- GIVEN PROBLEM
Report only the number of lines in the records that contain the word "this".

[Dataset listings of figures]

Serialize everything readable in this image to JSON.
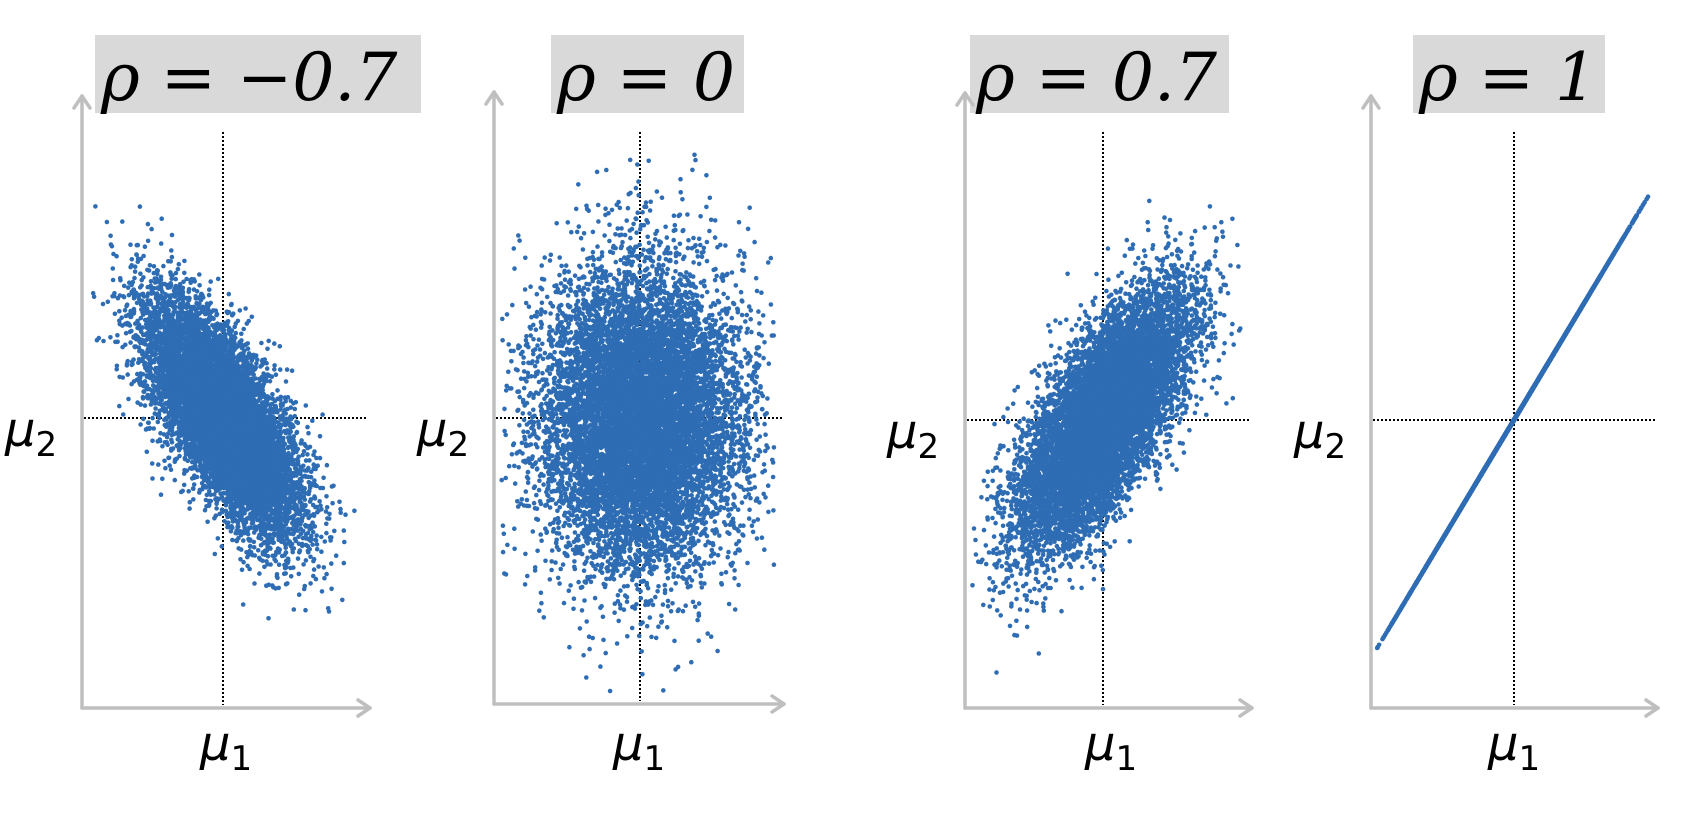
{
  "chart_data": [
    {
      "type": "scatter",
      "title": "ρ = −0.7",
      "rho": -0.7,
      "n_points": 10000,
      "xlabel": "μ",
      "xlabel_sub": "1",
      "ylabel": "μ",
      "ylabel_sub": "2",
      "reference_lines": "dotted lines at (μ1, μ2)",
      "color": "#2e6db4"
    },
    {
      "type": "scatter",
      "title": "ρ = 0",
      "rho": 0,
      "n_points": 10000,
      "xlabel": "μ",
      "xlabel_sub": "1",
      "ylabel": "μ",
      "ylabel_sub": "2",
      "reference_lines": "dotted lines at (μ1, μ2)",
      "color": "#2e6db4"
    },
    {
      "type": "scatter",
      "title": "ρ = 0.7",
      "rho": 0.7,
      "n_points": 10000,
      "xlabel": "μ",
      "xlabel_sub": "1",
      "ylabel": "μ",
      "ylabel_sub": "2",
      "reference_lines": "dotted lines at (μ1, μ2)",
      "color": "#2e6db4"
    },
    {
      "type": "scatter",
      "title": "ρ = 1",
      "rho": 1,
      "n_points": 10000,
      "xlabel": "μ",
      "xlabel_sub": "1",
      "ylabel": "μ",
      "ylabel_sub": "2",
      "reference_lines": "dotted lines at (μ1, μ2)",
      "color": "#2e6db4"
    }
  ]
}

* * *

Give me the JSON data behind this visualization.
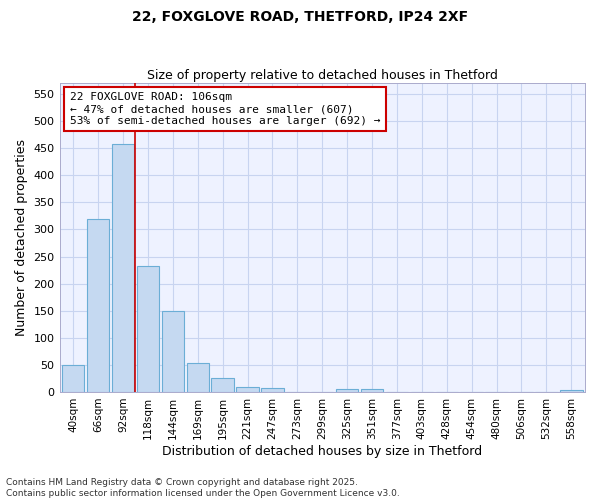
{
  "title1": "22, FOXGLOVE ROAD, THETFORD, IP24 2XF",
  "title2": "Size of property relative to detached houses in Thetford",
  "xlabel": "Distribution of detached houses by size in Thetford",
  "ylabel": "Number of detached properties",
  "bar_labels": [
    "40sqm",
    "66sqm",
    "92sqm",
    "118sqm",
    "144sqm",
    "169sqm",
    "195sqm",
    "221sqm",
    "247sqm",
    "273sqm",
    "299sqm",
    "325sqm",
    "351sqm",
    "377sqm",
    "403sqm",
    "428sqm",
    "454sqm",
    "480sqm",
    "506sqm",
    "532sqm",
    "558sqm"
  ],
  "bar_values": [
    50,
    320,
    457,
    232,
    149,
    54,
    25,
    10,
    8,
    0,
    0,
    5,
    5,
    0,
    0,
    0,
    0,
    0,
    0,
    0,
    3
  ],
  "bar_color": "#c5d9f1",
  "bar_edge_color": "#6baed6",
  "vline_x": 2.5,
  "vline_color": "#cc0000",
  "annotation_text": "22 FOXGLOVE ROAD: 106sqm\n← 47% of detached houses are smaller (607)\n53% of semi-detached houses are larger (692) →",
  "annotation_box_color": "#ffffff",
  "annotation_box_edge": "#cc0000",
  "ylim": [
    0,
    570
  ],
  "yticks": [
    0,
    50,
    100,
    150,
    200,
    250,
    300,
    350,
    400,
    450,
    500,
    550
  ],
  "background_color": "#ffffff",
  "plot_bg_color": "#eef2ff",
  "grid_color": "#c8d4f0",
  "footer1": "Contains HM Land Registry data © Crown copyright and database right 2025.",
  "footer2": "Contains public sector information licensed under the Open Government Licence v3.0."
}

- ANSWER TO THE PROBLEM
2